## WHAT IS REQUIRED
List each line of the data in which the string "tamen" appears.

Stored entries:
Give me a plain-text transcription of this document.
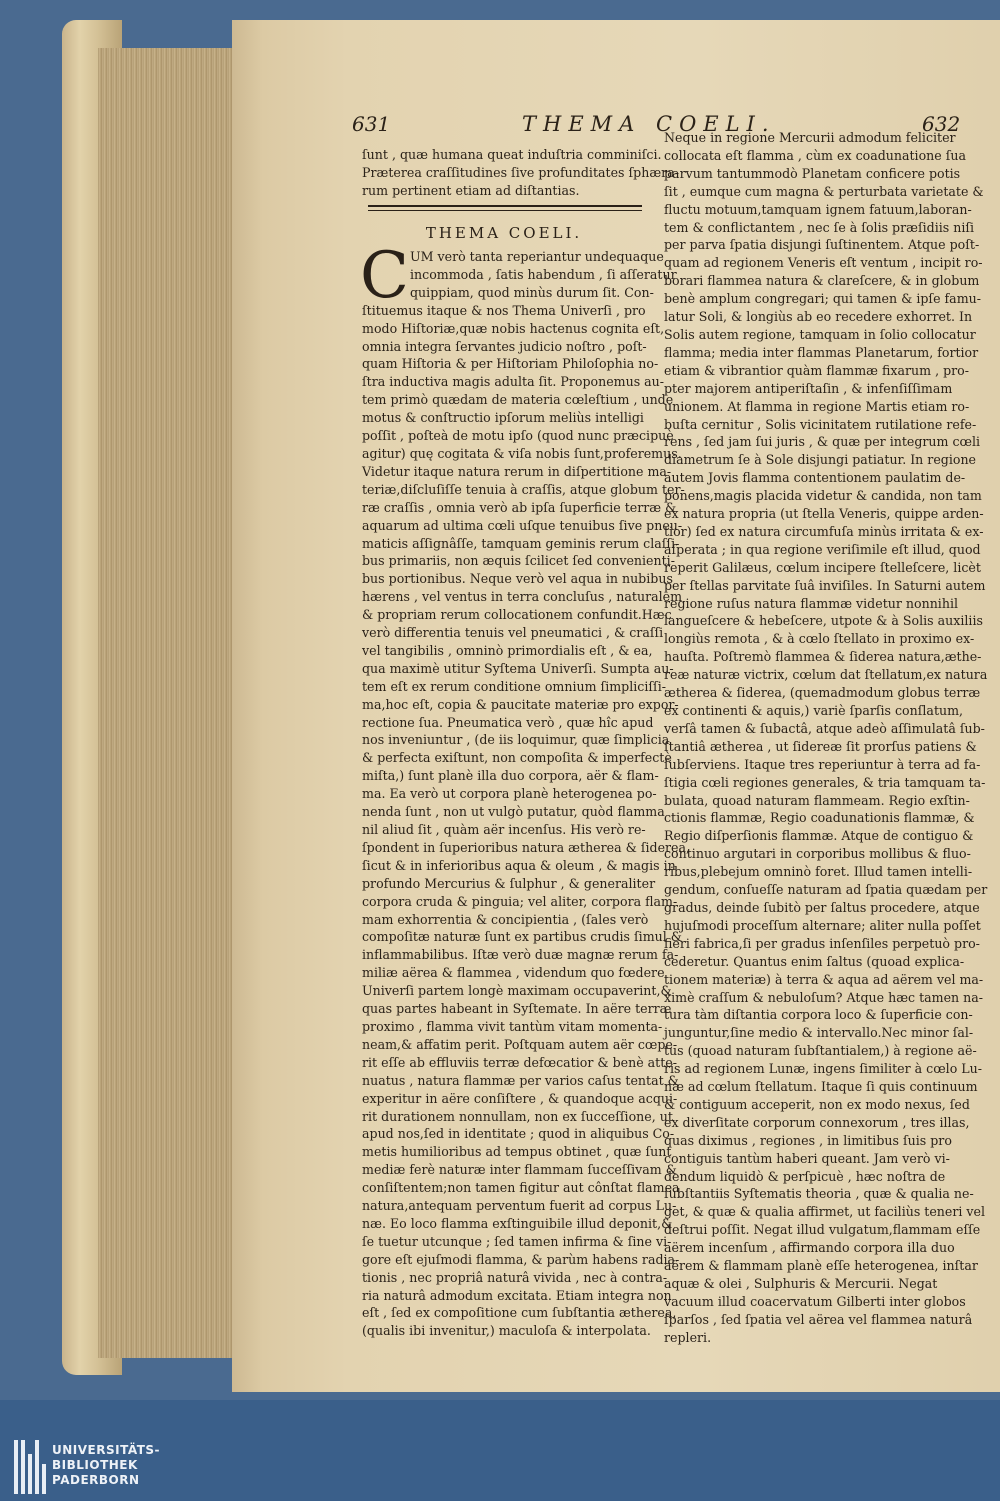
631	THEMA COELI.	632

ſunt , quæ humana queat induſtria comminiſci.

Præterea craſſitudines ſive profunditates ſphæra-

rum pertinent etiam ad diſtantias.

THEMA COELI.
C UM verò tanta reperiantur undequaque

incommoda , ſatis habendum , ſi aſſeratur

quippiam, quod minùs durum ſit. Con-

ſtituemus itaque & nos Thema Univerſi , pro

modo Hiſtoriæ,quæ nobis hactenus cognita eſt,

omnia integra ſervantes judicio noſtro , poſt-

quam Hiſtoria & per Hiſtoriam Philoſophia no-

ſtra inductiva magis adulta ſit. Proponemus au-

tem primò quædam de materia cœleſtium , unde

motus & conſtructio ipſorum meliùs intelligi

poſſit , poſteà de motu ipſo (quod nunc præcipuè

agitur) quę cogitata & viſa nobis ſunt,proferemus.

Videtur itaque natura rerum in diſpertitione ma-

teriæ,diſcluſiſſe tenuia à craſſis, atque globum ter-

ræ craſſis , omnia verò ab ipſa ſuperficie terræ &

aquarum ad ultima cœli uſque tenuibus ſive pneu-

maticis aſſignâſſe, tamquam geminis rerum claſſi-

bus primariis, non æquis ſcilicet ſed convenienti-

bus portionibus. Neque verò vel aqua in nubibus

hærens , vel ventus in terra concluſus , naturalem

& propriam rerum collocationem confundit.Hæc

verò differentia tenuis vel pneumatici , & craſſi

vel tangibilis , omninò primordialis eſt , & ea,

qua maximè utitur Syſtema Univerſi. Sumpta au-

tem eſt ex rerum conditione omnium ſimpliciſſi-

ma,hoc eſt, copia & paucitate materiæ pro expor-

rectione ſua. Pneumatica verò , quæ hîc apud

nos inveniuntur , (de iis loquimur, quæ ſimplicia

& perfecta exiſtunt, non compoſita & imperfectè

miſta,) ſunt planè illa duo corpora, aër & flam-

ma. Ea verò ut corpora planè heterogenea po-

nenda ſunt , non ut vulgò putatur, quòd flamma

nil aliud ſit , quàm aër incenſus. His verò re-

ſpondent in ſuperioribus natura ætherea & ſiderea,

ſicut & in inferioribus aqua & oleum , & magis in

profundo Mercurius & ſulphur , & generaliter

corpora cruda & pinguia; vel aliter, corpora flam-

mam exhorrentia & concipientia , (ſales verò

compoſitæ naturæ ſunt ex partibus crudis ſimul &

inflammabilibus. Iſtæ verò duæ magnæ rerum fa-

miliæ aërea & flammea , videndum quo fœdere

Univerſi partem longè maximam occupaverint,&

quas partes habeant in Syſtemate. In aëre terræ

proximo , flamma vivit tantùm vitam momenta-

neam,& affatim perit. Poſtquam autem aër cœpe-

rit eſſe ab effluviis terræ defœcatior & benè atte-

nuatus , natura flammæ per varios caſus tentat &

experitur in aëre conſiſtere , & quandoque acqui-

rit durationem nonnullam, non ex ſucceſſione, ut

apud nos,ſed in identitate ; quod in aliquibus Co-

metis humilioribus ad tempus obtinet , quæ ſunt

mediæ ferè naturæ inter flammam ſucceſſivam &

conſiſtentem;non tamen figitur aut cônſtat flamea

natura,antequam perventum fuerit ad corpus Lu-

næ. Eo loco flamma exſtinguibile illud deponit,&

ſe tuetur utcunque ; ſed tamen infirma & ſine vi-

gore eſt ejuſmodi flamma, & parùm habens radia-

tionis , nec propriâ naturâ vivida , nec à contra-

ria naturâ admodum excitata. Etiam integra non

eſt , ſed ex compoſitione cum ſubſtantia ætherea,

(qualis ibi invenitur,) maculoſa & interpolata.

Neque in regione Mercurii admodum feliciter

collocata eſt flamma , cùm ex coadunatione ſua

parvum tantummodò Planetam conficere potis

ſit , eumque cum magna & perturbata varietate &

fluctu motuum,tamquam ignem fatuum,laboran-

tem & conflictantem , nec ſe à ſolis præſidiis niſi

per parva ſpatia disjungi ſuſtinentem. Atque poſt-

quam ad regionem Veneris eſt ventum , incipit ro-

borari flammea natura & clareſcere, & in globum

benè amplum congregari; qui tamen & ipſe famu-

latur Soli, & longiùs ab eo recedere exhorret. In

Solis autem regione, tamquam in ſolio collocatur

flamma; media inter flammas Planetarum, fortior

etiam & vibrantior quàm flammæ fixarum , pro-

pter majorem antiperiſtaſin , & infenſiſſimam

unionem. At flamma in regione Martis etiam ro-

buſta cernitur , Solis vicinitatem rutilatione refe-

rens , ſed jam ſui juris , & quæ per integrum cœli

diametrum ſe à Sole disjungi patiatur. In regione

autem Jovis flamma contentionem paulatim de-

ponens,magis placida videtur & candida, non tam

ex natura propria (ut ſtella Veneris, quippe arden-

tior) ſed ex natura circumfuſa minùs irritata & ex-

aſperata ; in qua regione veriſimile eſt illud, quod

reperit Galilæus, cœlum incipere ſtelleſcere, licèt

per ſtellas parvitate ſuâ inviſiles. In Saturni autem

regione ruſus natura flammæ videtur nonnihil

langueſcere & hebeſcere, utpote & à Solis auxiliis

longiùs remota , & à cœlo ſtellato in proximo ex-

hauſta. Poſtremò flammea & ſiderea natura,æthe-

reæ naturæ victrix, cœlum dat ſtellatum,ex natura

ætherea & ſiderea, (quemadmodum globus terræ

ex continenti & aquis,) variè ſparſis conſlatum,

verſâ tamen & ſubactâ, atque adeò aſſimulatâ ſub-

ſtantiâ ætherea , ut ſidereæ ſit prorſus patiens &

ſubſerviens. Itaque tres reperiuntur à terra ad fa-

ſtigia cœli regiones generales, & tria tamquam ta-

bulata, quoad naturam flammeam. Regio exſtin-

ctionis flammæ, Regio coadunationis flammæ, &

Regio diſperſionis flammæ. Atque de contiguo &

continuo argutari in corporibus mollibus & fluo-

ribus,plebejum omninò foret. Illud tamen intelli-

gendum, conſueſſe naturam ad ſpatia quædam per

gradus, deinde ſubitò per ſaltus procedere, atque

hujuſmodi proceſſum alternare; aliter nulla poſſet

fieri fabrica,ſi per gradus inſenſiles perpetuò pro-

cederetur. Quantus enim ſaltus (quoad explica-

tionem materiæ) à terra & aqua ad aërem vel ma-

ximè craſſum & nebuloſum? Atque hæc tamen na-

tura tàm diſtantia corpora loco & ſuperficie con-

junguntur,ſine medio & intervallo.Nec minor ſal-

tus (quoad naturam ſubſtantialem,) à regione aë-

ris ad regionem Lunæ, ingens ſimiliter à cœlo Lu-

næ ad cœlum ſtellatum. Itaque ſi quis continuum

& contiguum acceperit, non ex modo nexus, ſed

ex diverſitate corporum connexorum , tres illas,

quas diximus , regiones , in limitibus ſuis pro

contiguis tantùm haberi queant. Jam verò vi-

dendum liquidò & perſpicuè , hæc noſtra de

ſubſtantiis Syſtematis theoria , quæ & qualia ne-

get, & quæ & qualia affirmet, ut faciliùs teneri vel

deſtrui poſſit. Negat illud vulgatum,flammam eſſe

aërem incenſum , affirmando corpora illa duo

aërem & flammam planè eſſe heterogenea, inſtar

aquæ & olei , Sulphuris & Mercurii. Negat

vacuum illud coacervatum Gilberti inter globos

ſparſos , ſed ſpatia vel aërea vel flammea naturâ

repleri.

UNIVERSITÄTS-
BIBLIOTHEK
PADERBORN
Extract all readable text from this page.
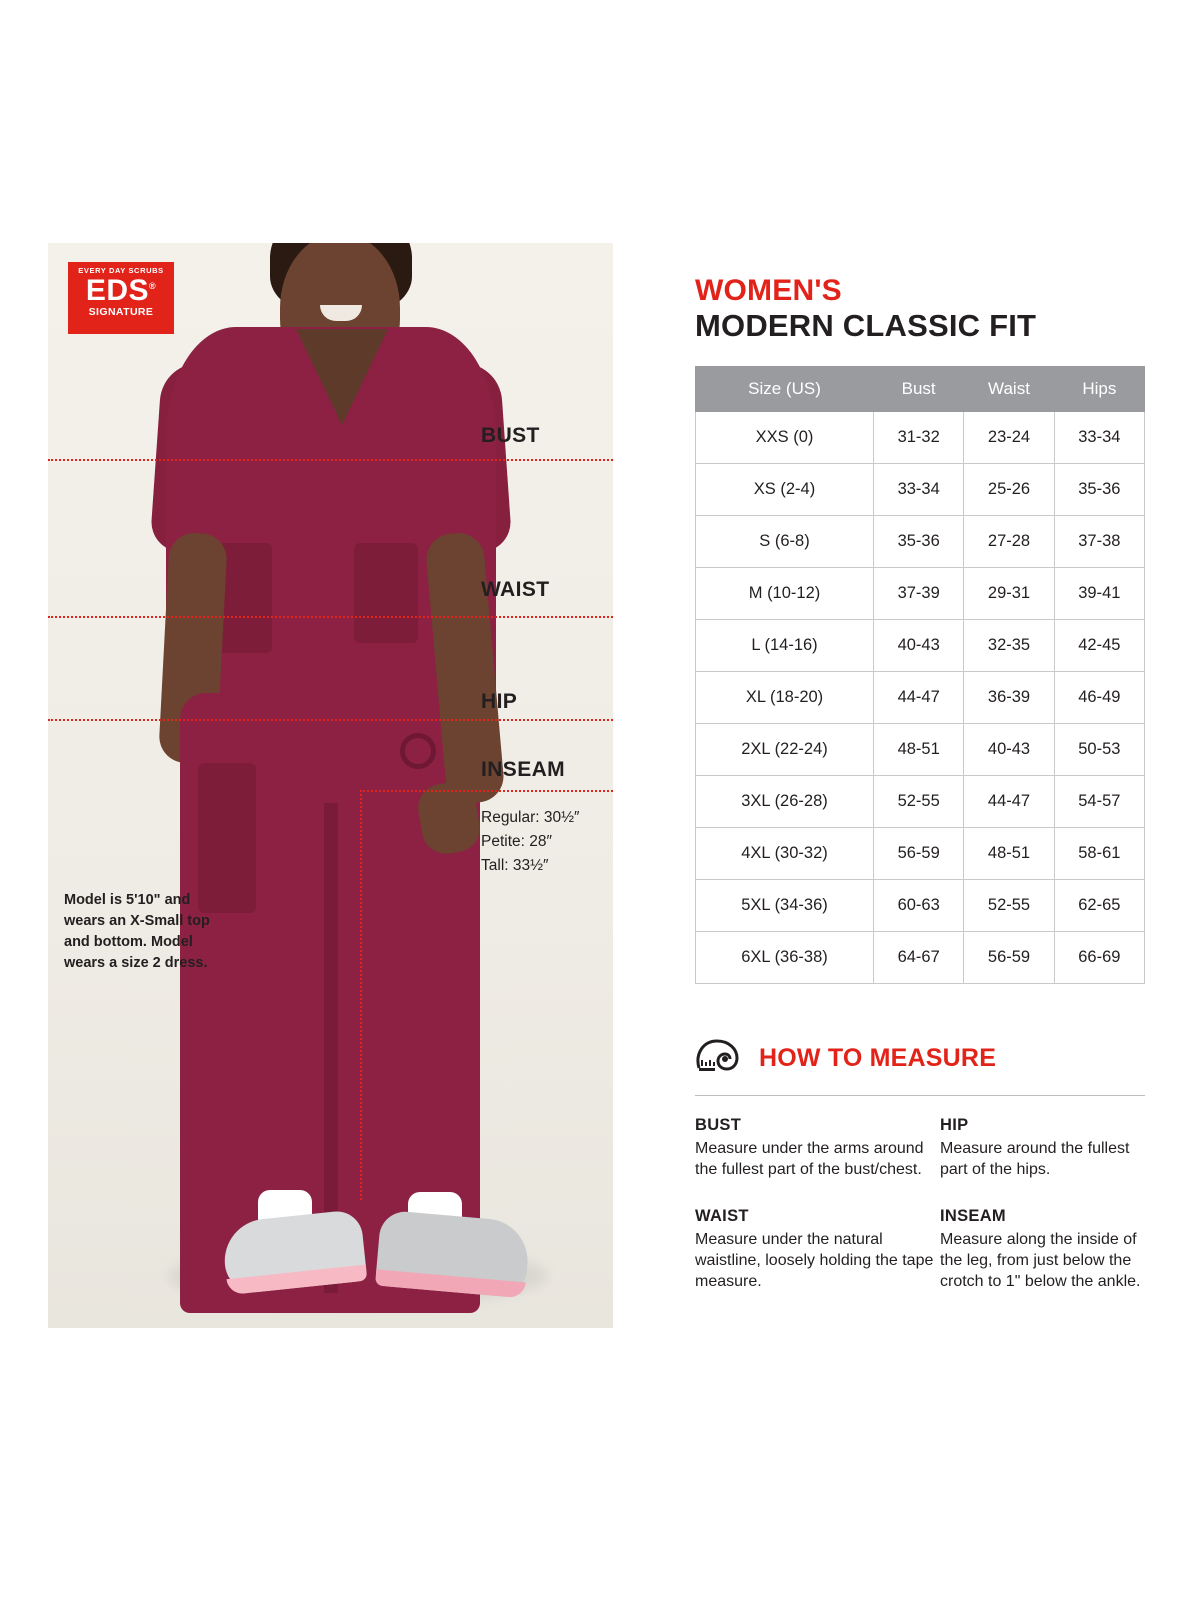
EVERY DAY SCRUBS
EDS®
SIGNATURE
BUST
WAIST
HIP
INSEAM
Regular: 30½″
Petite: 28″
Tall: 33½″
Model is 5'10" and wears an X-Small top and bottom. Model wears a size 2 dress.
WOMEN'S
MODERN CLASSIC FIT
Size (US)	Bust	Waist	Hips
XXS (0)	31-32	23-24	33-34
XS (2-4)	33-34	25-26	35-36
S (6-8)	35-36	27-28	37-38
M (10-12)	37-39	29-31	39-41
L (14-16)	40-43	32-35	42-45
XL (18-20)	44-47	36-39	46-49
2XL (22-24)	48-51	40-43	50-53
3XL (26-28)	52-55	44-47	54-57
4XL (30-32)	56-59	48-51	58-61
5XL (34-36)	60-63	52-55	62-65
6XL (36-38)	64-67	56-59	66-69
HOW TO MEASURE
BUST
Measure under the arms around the fullest part of the bust/chest.
HIP
Measure around the fullest part of the hips.
WAIST
Measure under the natural waistline, loosely holding the tape measure.
INSEAM
Measure along the inside of the leg, from just below the crotch to 1" below the ankle.
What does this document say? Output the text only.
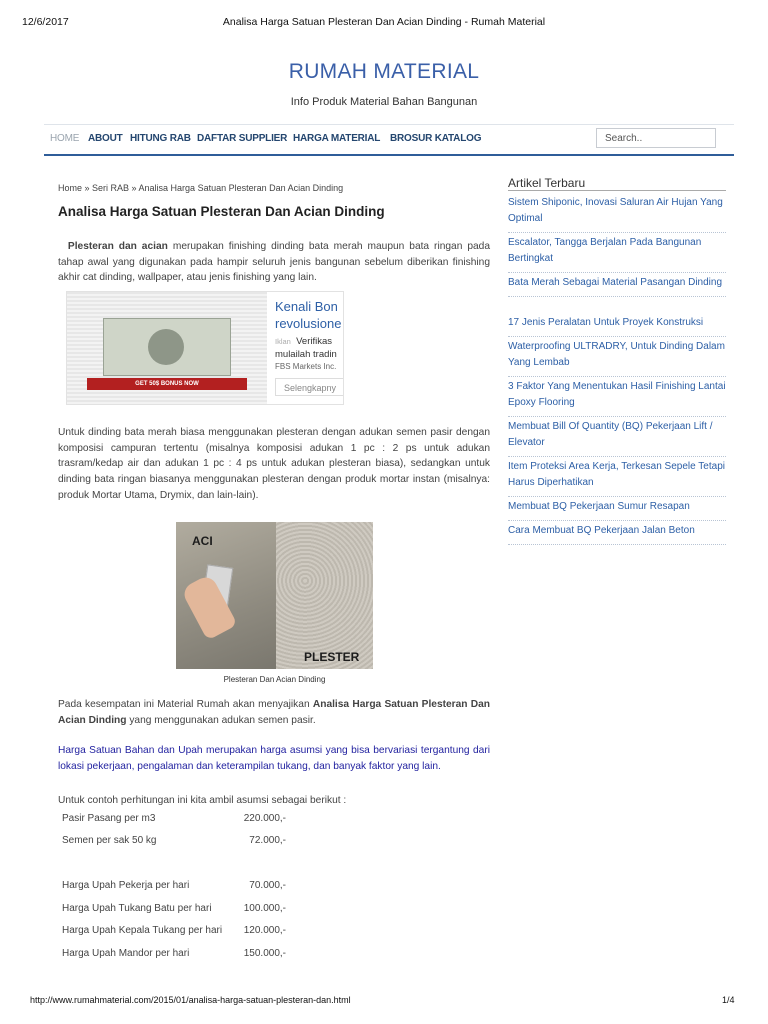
12/6/2017	Analisa Harga Satuan Plesteran Dan Acian Dinding - Rumah Material
RUMAH MATERIAL
Info Produk Material Bahan Bangunan
HOME ABOUT HITUNG RAB DAFTAR SUPPLIER HARGA MATERIAL BROSUR KATALOG	Search..
Home » Seri RAB » Analisa Harga Satuan Plesteran Dan Acian Dinding
Analisa Harga Satuan Plesteran Dan Acian Dinding
Plesteran dan acian merupakan finishing dinding bata merah maupun bata ringan pada tahap awal yang digunakan pada hampir seluruh jenis bangunan sebelum diberikan finishing akhir cat dinding, wallpaper, atau jenis finishing yang lain.
GET 50$ BONUS NOW
Kenali Bon
revolusione
Iklan Verifikas
mulailah tradin
FBS Markets Inc.
Selengkapny
Untuk dinding bata merah biasa menggunakan plesteran dengan adukan semen pasir dengan komposisi campuran tertentu (misalnya komposisi adukan 1 pc : 2 ps untuk adukan trasram/kedap air dan adukan 1 pc : 4 ps untuk adukan plesteran biasa), sedangkan untuk dinding bata ringan biasanya menggunakan plesteran dengan produk mortar instan (misalnya: produk Mortar Utama, Drymix, dan lain-lain).
ACI
PLESTER
Plesteran Dan Acian Dinding
Pada kesempatan ini Material Rumah akan menyajikan Analisa Harga Satuan Plesteran Dan Acian Dinding yang menggunakan adukan semen pasir.
Harga Satuan Bahan dan Upah merupakan harga asumsi yang bisa bervariasi tergantung dari lokasi pekerjaan, pengalaman dan keterampilan tukang, dan banyak faktor yang lain.
Untuk contoh perhitungan ini kita ambil asumsi sebagai berikut :
Pasir Pasang per m3	220.000,-
Semen per sak 50 kg	72.000,-
Harga Upah Pekerja per hari	70.000,-
Harga Upah Tukang Batu per hari	100.000,-
Harga Upah Kepala Tukang per hari 120.000,-
Harga Upah Mandor per hari	150.000,-
Artikel Terbaru
Sistem Shiponic, Inovasi Saluran Air Hujan Yang Optimal
Escalator, Tangga Berjalan Pada Bangunan Bertingkat
Bata Merah Sebagai Material Pasangan Dinding
17 Jenis Peralatan Untuk Proyek Konstruksi
Waterproofing ULTRADRY, Untuk Dinding Dalam Yang Lembab
3 Faktor Yang Menentukan Hasil Finishing Lantai Epoxy Flooring
Membuat Bill Of Quantity (BQ) Pekerjaan Lift / Elevator
Item Proteksi Area Kerja, Terkesan Sepele Tetapi Harus Diperhatikan
Membuat BQ Pekerjaan Sumur Resapan
Cara Membuat BQ Pekerjaan Jalan Beton
http://www.rumahmaterial.com/2015/01/analisa-harga-satuan-plesteran-dan.html	1/4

## THE RESPONSE
conſiſtentem;non tamen figitur aut cônſtat flamea
ſe tuetur utcunque ; ſed tamen infirma & ſine vi-
benè amplum congregari; qui tamen & ipſe famu-
verſâ tamen & ſubactâ, atque adeò aſſimulatâ ſub-
ribus,plebejum omninò foret. Illud tamen intelli-
ximè craſſum & nebuloſum? Atque hæc tamen na-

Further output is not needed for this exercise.